__SHORT TASK__. Reply with one number: the count of lines in the data that hold the string "JSON".

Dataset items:
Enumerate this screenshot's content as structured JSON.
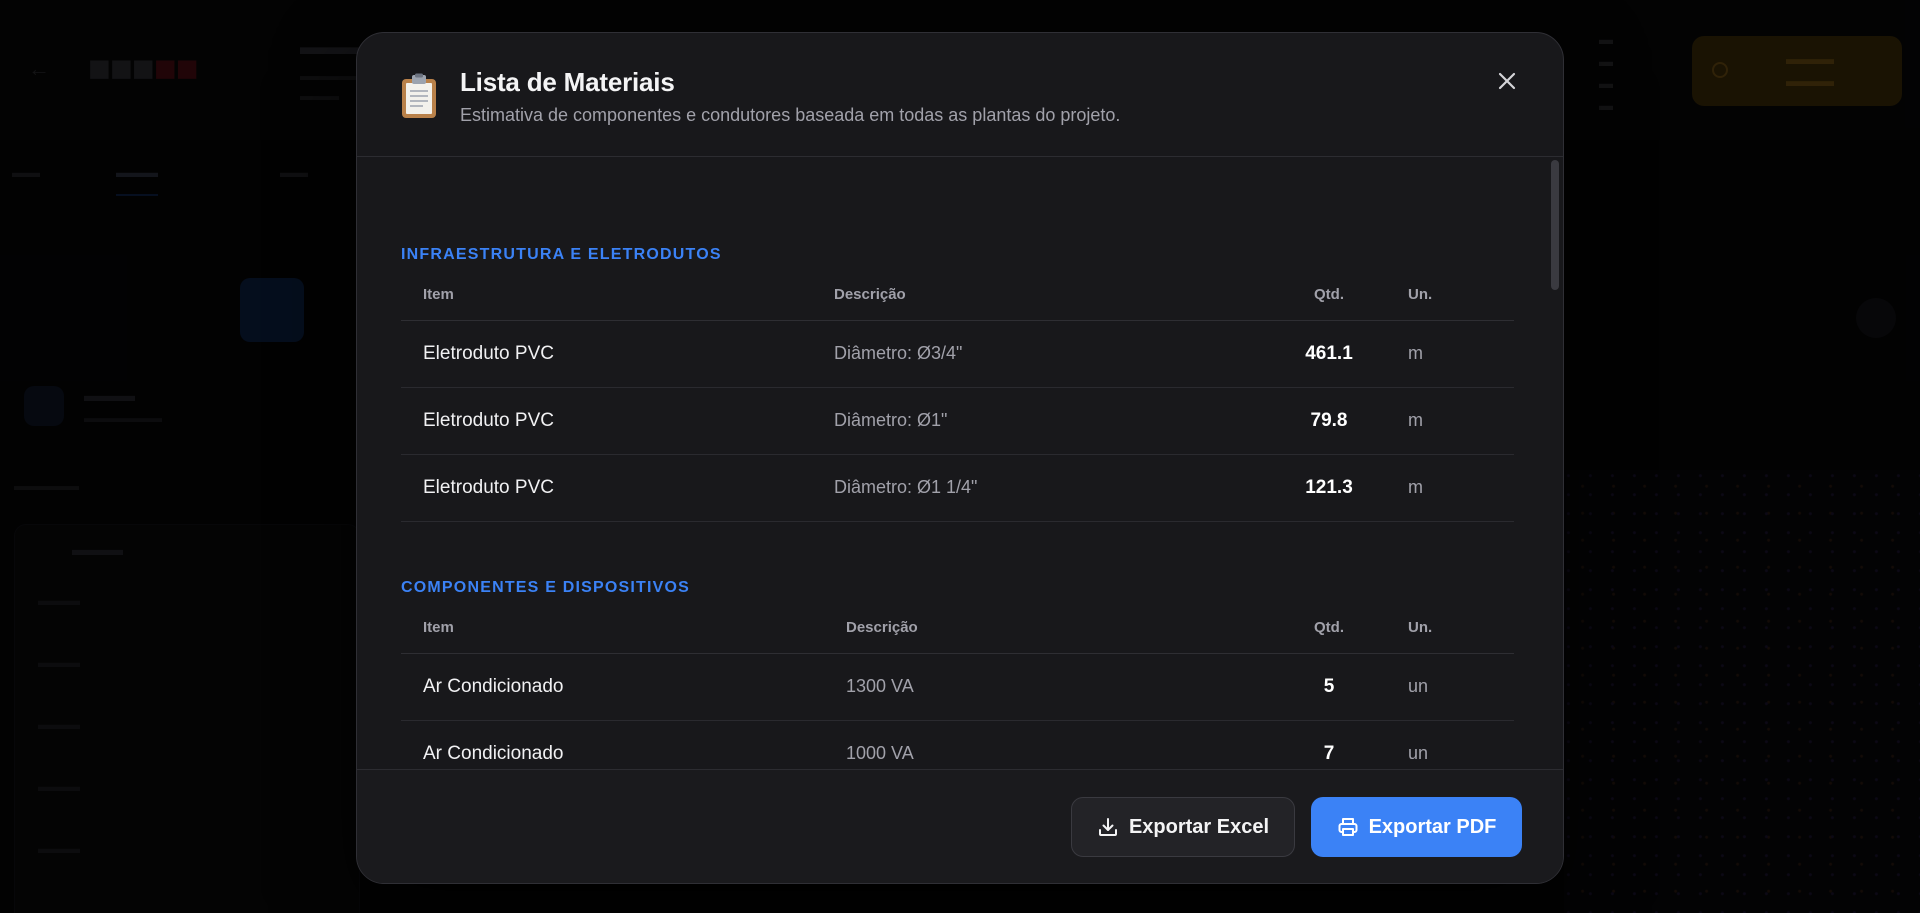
{
  "modal": {
    "title": "Lista de Materiais",
    "subtitle": "Estimativa de componentes e condutores baseada em todas as plantas do projeto.",
    "header_icon": "clipboard-icon",
    "close_icon": "close-icon"
  },
  "sections": [
    {
      "title": "INFRAESTRUTURA E ELETRODUTOS",
      "columns": {
        "item": "Item",
        "description": "Descrição",
        "qty": "Qtd.",
        "unit": "Un."
      },
      "rows": [
        {
          "item": "Eletroduto PVC",
          "description": "Diâmetro: Ø3/4\"",
          "qty": "461.1",
          "unit": "m"
        },
        {
          "item": "Eletroduto PVC",
          "description": "Diâmetro: Ø1\"",
          "qty": "79.8",
          "unit": "m"
        },
        {
          "item": "Eletroduto PVC",
          "description": "Diâmetro: Ø1 1/4\"",
          "qty": "121.3",
          "unit": "m"
        }
      ]
    },
    {
      "title": "COMPONENTES E DISPOSITIVOS",
      "columns": {
        "item": "Item",
        "description": "Descrição",
        "qty": "Qtd.",
        "unit": "Un."
      },
      "rows": [
        {
          "item": "Ar Condicionado",
          "description": "1300 VA",
          "qty": "5",
          "unit": "un"
        },
        {
          "item": "Ar Condicionado",
          "description": "1000 VA",
          "qty": "7",
          "unit": "un"
        }
      ]
    }
  ],
  "footer": {
    "export_excel_label": "Exportar Excel",
    "export_pdf_label": "Exportar PDF",
    "excel_icon": "download-icon",
    "pdf_icon": "printer-icon"
  },
  "colors": {
    "accent": "#3b82f6",
    "modal_bg": "#18181b",
    "page_bg": "#050506"
  }
}
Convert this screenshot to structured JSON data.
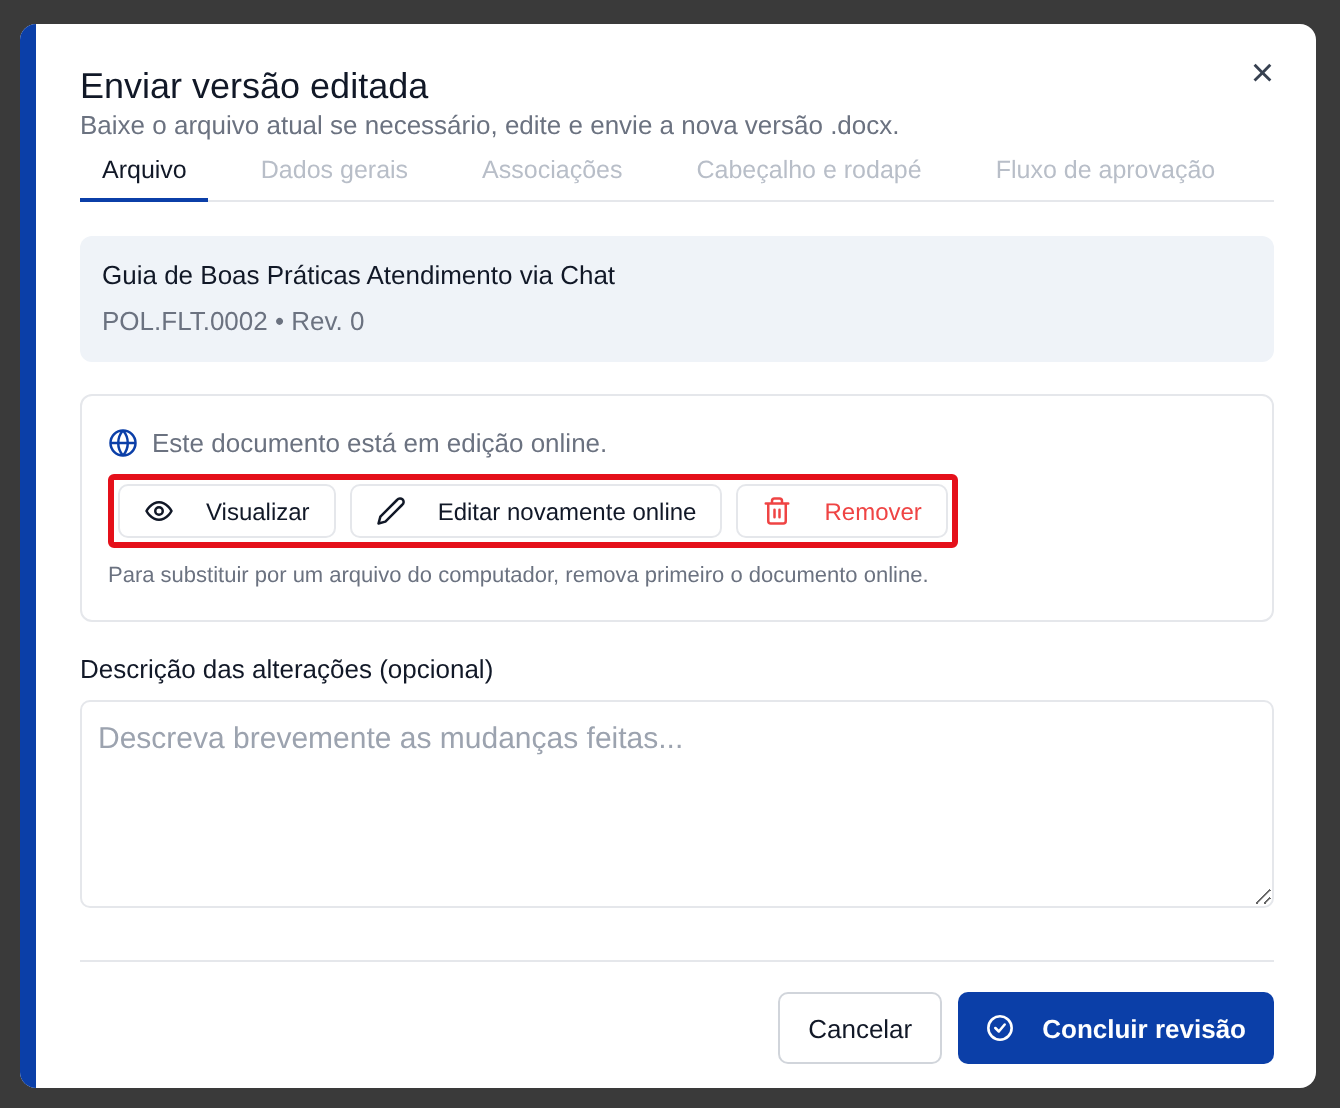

__REPLY TO THE TASK__. 2